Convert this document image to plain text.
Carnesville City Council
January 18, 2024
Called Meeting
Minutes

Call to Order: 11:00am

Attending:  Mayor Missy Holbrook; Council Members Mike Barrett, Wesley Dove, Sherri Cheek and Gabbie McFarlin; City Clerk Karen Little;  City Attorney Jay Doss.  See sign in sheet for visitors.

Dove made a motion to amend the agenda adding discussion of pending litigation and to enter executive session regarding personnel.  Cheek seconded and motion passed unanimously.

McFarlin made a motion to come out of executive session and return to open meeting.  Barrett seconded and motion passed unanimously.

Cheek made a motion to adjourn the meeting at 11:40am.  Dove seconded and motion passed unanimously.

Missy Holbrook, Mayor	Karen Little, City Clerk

____________________

→ **GIVEN TASK**
Without changing a word, restate the whole listing.

→ **OUTPUT FOR THIS EXERCISE**
Convert this document image to plain text.
Carnesville City Council
January 18, 2024
Called Meeting
Minutes

Call to Order: 11:00am

Attending:  Mayor Missy Holbrook; Council Members Mike Barrett, Wesley Dove, Sherri Cheek and Gabbie McFarlin; City Clerk Karen Little;  City Attorney Jay Doss.  See sign in sheet for visitors.

Dove made a motion to amend the agenda adding discussion of pending litigation and to enter executive session regarding personnel.  Cheek seconded and motion passed unanimously.

McFarlin made a motion to come out of executive session and return to open meeting.  Barrett seconded and motion passed unanimously.

Cheek made a motion to adjourn the meeting at 11:40am.  Dove seconded and motion passed unanimously.

Missy Holbrook, Mayor	Karen Little, City Clerk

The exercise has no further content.